* What you have to do
Extract all records. Keep each one exact.
*****
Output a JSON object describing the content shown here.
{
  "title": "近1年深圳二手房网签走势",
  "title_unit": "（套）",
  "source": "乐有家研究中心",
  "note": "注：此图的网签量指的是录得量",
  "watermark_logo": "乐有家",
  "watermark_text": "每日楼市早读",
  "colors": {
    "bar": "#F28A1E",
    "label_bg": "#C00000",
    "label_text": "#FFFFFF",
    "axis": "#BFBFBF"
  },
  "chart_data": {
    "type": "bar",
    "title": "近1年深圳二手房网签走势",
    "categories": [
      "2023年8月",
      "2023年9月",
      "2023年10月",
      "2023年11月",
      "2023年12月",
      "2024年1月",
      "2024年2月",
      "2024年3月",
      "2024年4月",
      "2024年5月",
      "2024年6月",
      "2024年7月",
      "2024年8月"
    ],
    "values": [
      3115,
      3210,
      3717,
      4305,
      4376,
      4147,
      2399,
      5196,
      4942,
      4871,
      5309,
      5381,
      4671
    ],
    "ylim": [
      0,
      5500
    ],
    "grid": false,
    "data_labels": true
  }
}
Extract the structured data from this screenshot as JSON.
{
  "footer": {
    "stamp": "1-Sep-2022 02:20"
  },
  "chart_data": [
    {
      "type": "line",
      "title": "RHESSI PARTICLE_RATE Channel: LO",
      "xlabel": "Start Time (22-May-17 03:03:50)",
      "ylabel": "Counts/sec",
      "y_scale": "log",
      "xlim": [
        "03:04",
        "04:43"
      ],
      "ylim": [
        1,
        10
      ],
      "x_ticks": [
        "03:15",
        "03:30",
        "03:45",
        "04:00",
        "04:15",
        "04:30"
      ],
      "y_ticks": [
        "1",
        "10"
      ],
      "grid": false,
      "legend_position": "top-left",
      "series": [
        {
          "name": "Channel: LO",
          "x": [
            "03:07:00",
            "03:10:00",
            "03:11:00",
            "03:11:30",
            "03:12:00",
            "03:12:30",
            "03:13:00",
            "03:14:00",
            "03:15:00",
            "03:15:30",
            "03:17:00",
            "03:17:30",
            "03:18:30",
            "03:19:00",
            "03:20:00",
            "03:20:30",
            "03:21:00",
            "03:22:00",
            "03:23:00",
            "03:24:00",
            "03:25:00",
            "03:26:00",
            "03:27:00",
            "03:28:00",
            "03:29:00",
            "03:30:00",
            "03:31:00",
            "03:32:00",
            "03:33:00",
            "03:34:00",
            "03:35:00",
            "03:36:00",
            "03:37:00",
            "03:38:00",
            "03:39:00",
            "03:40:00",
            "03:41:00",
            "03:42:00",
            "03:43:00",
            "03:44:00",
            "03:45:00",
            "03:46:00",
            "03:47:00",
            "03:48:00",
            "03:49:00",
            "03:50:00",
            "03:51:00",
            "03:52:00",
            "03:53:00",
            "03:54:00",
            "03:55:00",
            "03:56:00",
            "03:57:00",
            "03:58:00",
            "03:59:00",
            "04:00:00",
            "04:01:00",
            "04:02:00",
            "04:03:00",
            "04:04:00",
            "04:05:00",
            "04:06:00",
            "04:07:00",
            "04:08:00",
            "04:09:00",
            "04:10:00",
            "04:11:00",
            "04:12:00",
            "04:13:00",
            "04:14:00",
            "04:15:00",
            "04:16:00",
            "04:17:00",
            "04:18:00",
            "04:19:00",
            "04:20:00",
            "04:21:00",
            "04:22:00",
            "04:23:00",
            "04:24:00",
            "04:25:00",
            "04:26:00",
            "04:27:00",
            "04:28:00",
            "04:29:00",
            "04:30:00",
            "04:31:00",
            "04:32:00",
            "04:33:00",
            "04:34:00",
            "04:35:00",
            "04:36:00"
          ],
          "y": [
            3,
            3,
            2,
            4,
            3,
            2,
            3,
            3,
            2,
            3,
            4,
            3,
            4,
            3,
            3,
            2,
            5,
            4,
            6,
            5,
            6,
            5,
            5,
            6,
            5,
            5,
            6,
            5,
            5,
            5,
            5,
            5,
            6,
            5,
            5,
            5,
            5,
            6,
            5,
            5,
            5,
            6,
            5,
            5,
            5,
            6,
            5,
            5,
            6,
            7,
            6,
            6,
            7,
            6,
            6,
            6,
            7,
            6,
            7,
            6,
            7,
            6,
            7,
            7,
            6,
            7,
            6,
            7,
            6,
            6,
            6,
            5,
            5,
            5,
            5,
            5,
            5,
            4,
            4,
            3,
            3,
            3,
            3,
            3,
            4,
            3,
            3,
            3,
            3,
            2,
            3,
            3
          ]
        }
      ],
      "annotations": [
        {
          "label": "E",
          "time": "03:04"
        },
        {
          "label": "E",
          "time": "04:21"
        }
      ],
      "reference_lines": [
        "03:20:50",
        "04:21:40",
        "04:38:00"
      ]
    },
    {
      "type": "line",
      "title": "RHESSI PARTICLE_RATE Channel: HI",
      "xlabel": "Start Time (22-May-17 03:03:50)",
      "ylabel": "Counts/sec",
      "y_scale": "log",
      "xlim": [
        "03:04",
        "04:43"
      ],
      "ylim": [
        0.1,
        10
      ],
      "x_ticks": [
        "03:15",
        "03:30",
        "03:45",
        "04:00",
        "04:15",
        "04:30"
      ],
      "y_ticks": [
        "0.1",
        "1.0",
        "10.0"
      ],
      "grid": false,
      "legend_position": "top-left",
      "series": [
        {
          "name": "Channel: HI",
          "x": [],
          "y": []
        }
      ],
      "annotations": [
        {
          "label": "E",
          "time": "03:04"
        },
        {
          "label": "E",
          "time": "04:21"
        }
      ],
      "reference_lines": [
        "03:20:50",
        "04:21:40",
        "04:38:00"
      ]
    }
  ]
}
*****
* Solution to this exercise
Output a JSON object describing the content shown here.
{
  "title": "近1年深圳二手房网签走势",
  "title_unit": "（套）",
  "source": "乐有家研究中心",
  "note": "注：此图的网签量指的是录得量",
  "watermark_logo": "乐有家",
  "watermark_text": "每日楼市早读",
  "colors": {
    "bar": "#F28A1E",
    "label_bg": "#C00000",
    "label_text": "#FFFFFF",
    "axis": "#BFBFBF"
  },
  "chart_data": {
    "type": "bar",
    "title": "近1年深圳二手房网签走势",
    "categories": [
      "2023年8月",
      "2023年9月",
      "2023年10月",
      "2023年11月",
      "2023年12月",
      "2024年1月",
      "2024年2月",
      "2024年3月",
      "2024年4月",
      "2024年5月",
      "2024年6月",
      "2024年7月",
      "2024年8月"
    ],
    "values": [
      3115,
      3210,
      3717,
      4305,
      4376,
      4147,
      2399,
      5196,
      4942,
      4871,
      5309,
      5381,
      4671
    ],
    "ylim": [
      0,
      5500
    ],
    "grid": false,
    "data_labels": true
  }
}
Extract the structured data from this screenshot as JSON.
{
  "footer": {
    "stamp": "1-Sep-2022 02:20"
  },
  "chart_data": [
    {
      "type": "line",
      "title": "RHESSI PARTICLE_RATE Channel: LO",
      "xlabel": "Start Time (22-May-17 03:03:50)",
      "ylabel": "Counts/sec",
      "y_scale": "log",
      "xlim": [
        "03:04",
        "04:43"
      ],
      "ylim": [
        1,
        10
      ],
      "x_ticks": [
        "03:15",
        "03:30",
        "03:45",
        "04:00",
        "04:15",
        "04:30"
      ],
      "y_ticks": [
        "1",
        "10"
      ],
      "grid": false,
      "legend_position": "top-left",
      "series": [
        {
          "name": "Channel: LO",
          "x": [
            "03:07:00",
            "03:10:00",
            "03:11:00",
            "03:11:30",
            "03:12:00",
            "03:12:30",
            "03:13:00",
            "03:14:00",
            "03:15:00",
            "03:15:30",
            "03:17:00",
            "03:17:30",
            "03:18:30",
            "03:19:00",
            "03:20:00",
            "03:20:30",
            "03:21:00",
            "03:22:00",
            "03:23:00",
            "03:24:00",
            "03:25:00",
            "03:26:00",
            "03:27:00",
            "03:28:00",
            "03:29:00",
            "03:30:00",
            "03:31:00",
            "03:32:00",
            "03:33:00",
            "03:34:00",
            "03:35:00",
            "03:36:00",
            "03:37:00",
            "03:38:00",
            "03:39:00",
            "03:40:00",
            "03:41:00",
            "03:42:00",
            "03:43:00",
            "03:44:00",
            "03:45:00",
            "03:46:00",
            "03:47:00",
            "03:48:00",
            "03:49:00",
            "03:50:00",
            "03:51:00",
            "03:52:00",
            "03:53:00",
            "03:54:00",
            "03:55:00",
            "03:56:00",
            "03:57:00",
            "03:58:00",
            "03:59:00",
            "04:00:00",
            "04:01:00",
            "04:02:00",
            "04:03:00",
            "04:04:00",
            "04:05:00",
            "04:06:00",
            "04:07:00",
            "04:08:00",
            "04:09:00",
            "04:10:00",
            "04:11:00",
            "04:12:00",
            "04:13:00",
            "04:14:00",
            "04:15:00",
            "04:16:00",
            "04:17:00",
            "04:18:00",
            "04:19:00",
            "04:20:00",
            "04:21:00",
            "04:22:00",
            "04:23:00",
            "04:24:00",
            "04:25:00",
            "04:26:00",
            "04:27:00",
            "04:28:00",
            "04:29:00",
            "04:30:00",
            "04:31:00",
            "04:32:00",
            "04:33:00",
            "04:34:00",
            "04:35:00",
            "04:36:00"
          ],
          "y": [
            3,
            3,
            2,
            4,
            3,
            2,
            3,
            3,
            2,
            3,
            4,
            3,
            4,
            3,
            3,
            2,
            5,
            4,
            6,
            5,
            6,
            5,
            5,
            6,
            5,
            5,
            6,
            5,
            5,
            5,
            5,
            5,
            6,
            5,
            5,
            5,
            5,
            6,
            5,
            5,
            5,
            6,
            5,
            5,
            5,
            6,
            5,
            5,
            6,
            7,
            6,
            6,
            7,
            6,
            6,
            6,
            7,
            6,
            7,
            6,
            7,
            6,
            7,
            7,
            6,
            7,
            6,
            7,
            6,
            6,
            6,
            5,
            5,
            5,
            5,
            5,
            5,
            4,
            4,
            3,
            3,
            3,
            3,
            3,
            4,
            3,
            3,
            3,
            3,
            2,
            3,
            3
          ]
        }
      ],
      "annotations": [
        {
          "label": "E",
          "time": "03:04"
        },
        {
          "label": "E",
          "time": "04:21"
        }
      ],
      "reference_lines": [
        "03:20:50",
        "04:21:40",
        "04:38:00"
      ]
    },
    {
      "type": "line",
      "title": "RHESSI PARTICLE_RATE Channel: HI",
      "xlabel": "Start Time (22-May-17 03:03:50)",
      "ylabel": "Counts/sec",
      "y_scale": "log",
      "xlim": [
        "03:04",
        "04:43"
      ],
      "ylim": [
        0.1,
        10
      ],
      "x_ticks": [
        "03:15",
        "03:30",
        "03:45",
        "04:00",
        "04:15",
        "04:30"
      ],
      "y_ticks": [
        "0.1",
        "1.0",
        "10.0"
      ],
      "grid": false,
      "legend_position": "top-left",
      "series": [
        {
          "name": "Channel: HI",
          "x": [],
          "y": []
        }
      ],
      "annotations": [
        {
          "label": "E",
          "time": "03:04"
        },
        {
          "label": "E",
          "time": "04:21"
        }
      ],
      "reference_lines": [
        "03:20:50",
        "04:21:40",
        "04:38:00"
      ]
    }
  ]
}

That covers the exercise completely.